● **Exercise prompt**: Identify the lines containing the word "this". Copy each one.
_ _ _
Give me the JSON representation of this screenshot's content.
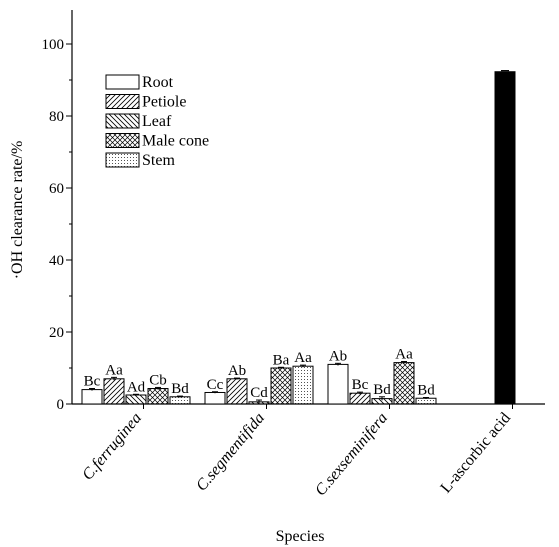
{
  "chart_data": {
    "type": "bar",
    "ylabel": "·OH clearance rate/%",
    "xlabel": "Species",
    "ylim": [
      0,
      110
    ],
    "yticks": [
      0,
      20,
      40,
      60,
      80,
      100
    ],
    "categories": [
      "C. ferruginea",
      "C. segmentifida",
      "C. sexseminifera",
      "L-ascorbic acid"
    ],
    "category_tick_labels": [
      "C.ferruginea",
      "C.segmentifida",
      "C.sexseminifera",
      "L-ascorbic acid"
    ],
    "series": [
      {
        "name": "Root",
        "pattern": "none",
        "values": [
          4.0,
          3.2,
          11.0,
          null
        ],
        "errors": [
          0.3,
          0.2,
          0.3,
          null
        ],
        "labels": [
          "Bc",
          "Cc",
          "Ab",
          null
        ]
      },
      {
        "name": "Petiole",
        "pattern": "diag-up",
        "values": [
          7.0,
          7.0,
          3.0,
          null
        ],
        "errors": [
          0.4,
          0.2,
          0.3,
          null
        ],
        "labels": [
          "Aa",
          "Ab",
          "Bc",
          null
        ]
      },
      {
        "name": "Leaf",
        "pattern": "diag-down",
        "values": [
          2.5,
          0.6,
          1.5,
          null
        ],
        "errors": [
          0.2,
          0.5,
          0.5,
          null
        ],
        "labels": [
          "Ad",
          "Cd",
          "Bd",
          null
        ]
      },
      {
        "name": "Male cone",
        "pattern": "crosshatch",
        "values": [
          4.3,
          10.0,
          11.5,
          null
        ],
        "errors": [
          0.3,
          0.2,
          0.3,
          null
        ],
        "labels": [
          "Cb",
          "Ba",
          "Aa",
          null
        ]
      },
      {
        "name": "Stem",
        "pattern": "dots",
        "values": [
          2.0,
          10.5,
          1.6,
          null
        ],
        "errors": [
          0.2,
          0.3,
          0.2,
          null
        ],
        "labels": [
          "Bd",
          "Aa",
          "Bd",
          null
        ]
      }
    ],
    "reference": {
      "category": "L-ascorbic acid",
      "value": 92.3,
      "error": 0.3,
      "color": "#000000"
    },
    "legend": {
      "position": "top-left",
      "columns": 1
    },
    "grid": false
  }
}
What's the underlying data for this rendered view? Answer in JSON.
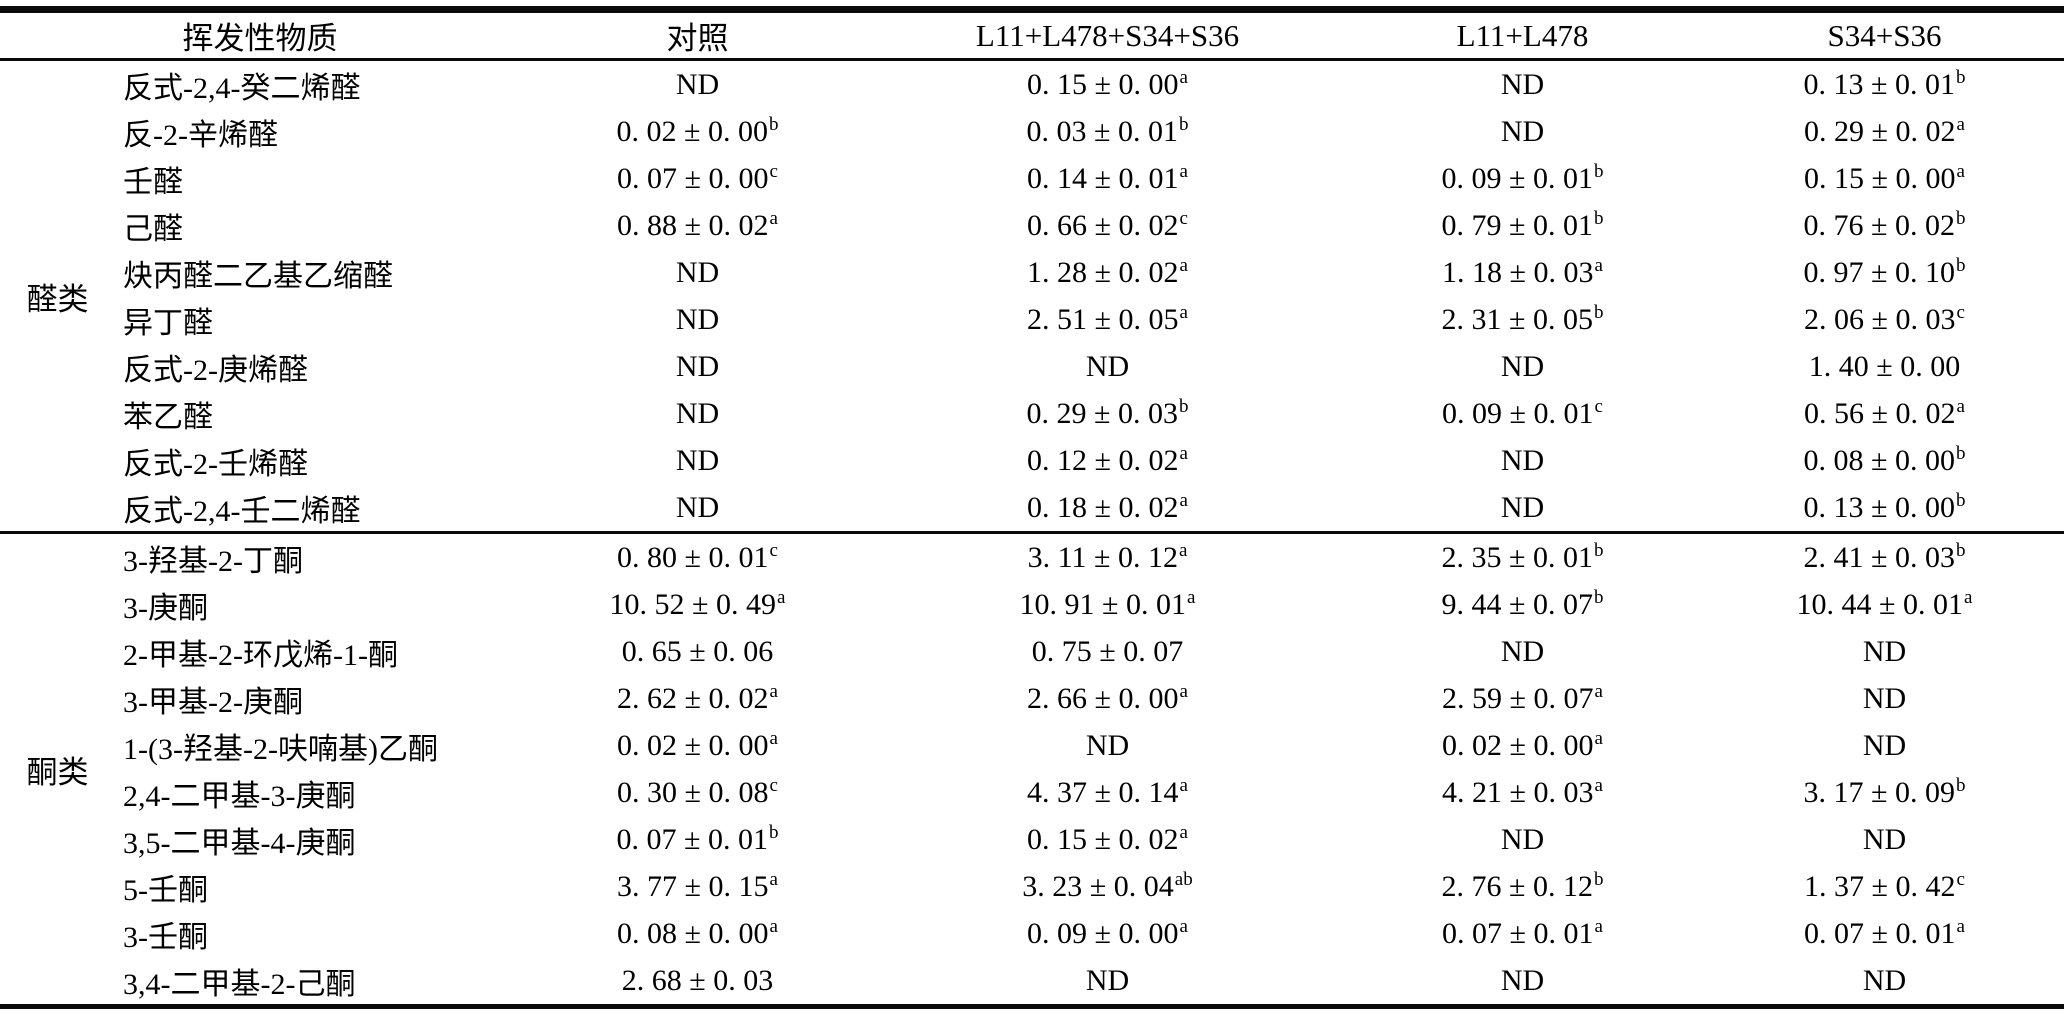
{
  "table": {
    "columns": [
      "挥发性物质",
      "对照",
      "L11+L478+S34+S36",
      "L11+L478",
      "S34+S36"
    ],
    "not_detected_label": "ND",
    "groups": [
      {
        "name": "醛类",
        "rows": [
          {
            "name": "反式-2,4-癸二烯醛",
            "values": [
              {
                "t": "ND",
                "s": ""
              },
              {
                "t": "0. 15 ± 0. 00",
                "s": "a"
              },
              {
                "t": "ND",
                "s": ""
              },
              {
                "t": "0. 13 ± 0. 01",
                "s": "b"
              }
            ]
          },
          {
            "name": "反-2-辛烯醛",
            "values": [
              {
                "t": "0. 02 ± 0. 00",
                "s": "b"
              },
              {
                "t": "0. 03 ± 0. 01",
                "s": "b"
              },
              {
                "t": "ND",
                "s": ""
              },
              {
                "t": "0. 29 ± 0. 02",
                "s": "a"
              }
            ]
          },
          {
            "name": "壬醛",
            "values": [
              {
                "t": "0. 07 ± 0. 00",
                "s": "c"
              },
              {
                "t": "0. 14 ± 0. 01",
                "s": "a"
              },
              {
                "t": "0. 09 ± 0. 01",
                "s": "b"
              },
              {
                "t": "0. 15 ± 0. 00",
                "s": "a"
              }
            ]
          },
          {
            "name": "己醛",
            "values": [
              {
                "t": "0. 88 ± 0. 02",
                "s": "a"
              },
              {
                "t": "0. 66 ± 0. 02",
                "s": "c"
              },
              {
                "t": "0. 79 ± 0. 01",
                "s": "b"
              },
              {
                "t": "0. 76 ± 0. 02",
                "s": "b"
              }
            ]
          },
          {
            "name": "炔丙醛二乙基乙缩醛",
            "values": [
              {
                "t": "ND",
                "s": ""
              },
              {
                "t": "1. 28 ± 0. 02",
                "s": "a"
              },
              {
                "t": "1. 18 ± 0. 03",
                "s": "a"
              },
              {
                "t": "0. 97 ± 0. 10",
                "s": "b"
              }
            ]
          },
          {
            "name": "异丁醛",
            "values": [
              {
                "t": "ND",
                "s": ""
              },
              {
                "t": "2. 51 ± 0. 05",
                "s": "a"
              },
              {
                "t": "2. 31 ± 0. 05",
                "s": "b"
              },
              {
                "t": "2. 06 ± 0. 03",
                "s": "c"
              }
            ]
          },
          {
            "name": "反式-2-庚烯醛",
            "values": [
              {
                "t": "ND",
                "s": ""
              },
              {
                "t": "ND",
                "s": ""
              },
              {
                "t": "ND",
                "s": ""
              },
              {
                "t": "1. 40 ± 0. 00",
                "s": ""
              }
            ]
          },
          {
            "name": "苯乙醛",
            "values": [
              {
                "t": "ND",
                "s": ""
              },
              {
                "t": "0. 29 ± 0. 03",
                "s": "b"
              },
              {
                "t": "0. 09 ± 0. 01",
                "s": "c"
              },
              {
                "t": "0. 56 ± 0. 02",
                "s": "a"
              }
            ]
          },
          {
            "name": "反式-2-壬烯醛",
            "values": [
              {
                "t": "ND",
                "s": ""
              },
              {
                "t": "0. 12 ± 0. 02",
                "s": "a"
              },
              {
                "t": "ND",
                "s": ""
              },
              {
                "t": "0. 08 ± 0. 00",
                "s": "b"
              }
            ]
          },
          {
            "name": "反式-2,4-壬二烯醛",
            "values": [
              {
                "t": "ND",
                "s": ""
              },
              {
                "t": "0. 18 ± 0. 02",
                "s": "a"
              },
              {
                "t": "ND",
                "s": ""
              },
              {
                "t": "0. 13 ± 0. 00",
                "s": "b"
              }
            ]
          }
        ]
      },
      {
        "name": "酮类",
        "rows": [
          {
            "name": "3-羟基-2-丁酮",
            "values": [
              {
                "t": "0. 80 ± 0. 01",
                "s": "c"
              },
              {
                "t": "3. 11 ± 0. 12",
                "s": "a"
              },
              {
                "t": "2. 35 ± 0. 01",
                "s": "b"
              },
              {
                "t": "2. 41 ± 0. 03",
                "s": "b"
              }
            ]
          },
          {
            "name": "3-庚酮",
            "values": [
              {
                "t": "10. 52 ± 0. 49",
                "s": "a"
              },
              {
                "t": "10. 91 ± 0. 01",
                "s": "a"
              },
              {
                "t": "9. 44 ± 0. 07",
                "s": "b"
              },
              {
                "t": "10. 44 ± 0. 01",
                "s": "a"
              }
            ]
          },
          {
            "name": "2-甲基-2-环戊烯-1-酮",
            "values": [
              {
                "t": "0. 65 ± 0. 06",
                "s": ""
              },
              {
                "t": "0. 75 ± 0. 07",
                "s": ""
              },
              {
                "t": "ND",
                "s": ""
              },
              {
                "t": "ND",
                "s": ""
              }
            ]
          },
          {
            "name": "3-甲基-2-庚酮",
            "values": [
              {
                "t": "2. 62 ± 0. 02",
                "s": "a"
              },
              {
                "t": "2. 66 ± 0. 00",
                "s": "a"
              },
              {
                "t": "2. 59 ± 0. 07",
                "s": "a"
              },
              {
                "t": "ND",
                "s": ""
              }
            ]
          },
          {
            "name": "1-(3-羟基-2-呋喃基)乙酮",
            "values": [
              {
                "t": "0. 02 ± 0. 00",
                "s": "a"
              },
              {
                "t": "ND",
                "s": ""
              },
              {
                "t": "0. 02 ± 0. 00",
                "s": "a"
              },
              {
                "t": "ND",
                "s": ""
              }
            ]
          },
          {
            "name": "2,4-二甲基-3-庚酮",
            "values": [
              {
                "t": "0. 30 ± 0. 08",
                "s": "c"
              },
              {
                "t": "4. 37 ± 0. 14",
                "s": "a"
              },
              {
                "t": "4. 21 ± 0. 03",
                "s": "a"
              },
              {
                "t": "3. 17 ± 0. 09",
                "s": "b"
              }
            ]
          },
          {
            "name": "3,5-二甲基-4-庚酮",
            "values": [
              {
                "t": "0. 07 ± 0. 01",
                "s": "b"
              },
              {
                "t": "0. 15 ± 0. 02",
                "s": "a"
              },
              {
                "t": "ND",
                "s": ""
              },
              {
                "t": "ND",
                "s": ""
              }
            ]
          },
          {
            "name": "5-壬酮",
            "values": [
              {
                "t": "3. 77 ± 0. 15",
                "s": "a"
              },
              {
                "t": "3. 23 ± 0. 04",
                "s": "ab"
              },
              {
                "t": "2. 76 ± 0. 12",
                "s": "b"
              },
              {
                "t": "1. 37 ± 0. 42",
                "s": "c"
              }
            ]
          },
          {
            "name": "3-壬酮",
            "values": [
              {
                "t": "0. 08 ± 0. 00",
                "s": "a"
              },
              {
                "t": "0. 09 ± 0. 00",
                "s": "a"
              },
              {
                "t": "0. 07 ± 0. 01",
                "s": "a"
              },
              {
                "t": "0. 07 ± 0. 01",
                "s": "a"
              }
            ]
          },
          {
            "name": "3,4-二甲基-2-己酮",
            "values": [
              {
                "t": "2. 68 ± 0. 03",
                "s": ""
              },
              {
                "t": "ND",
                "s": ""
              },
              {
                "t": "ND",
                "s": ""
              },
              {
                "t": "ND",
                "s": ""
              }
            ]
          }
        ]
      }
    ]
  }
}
_ _ _
● **Completed task**:
Give me the JSON representation of this screenshot's content.
What's the underlying data for this rendered view? Answer in JSON.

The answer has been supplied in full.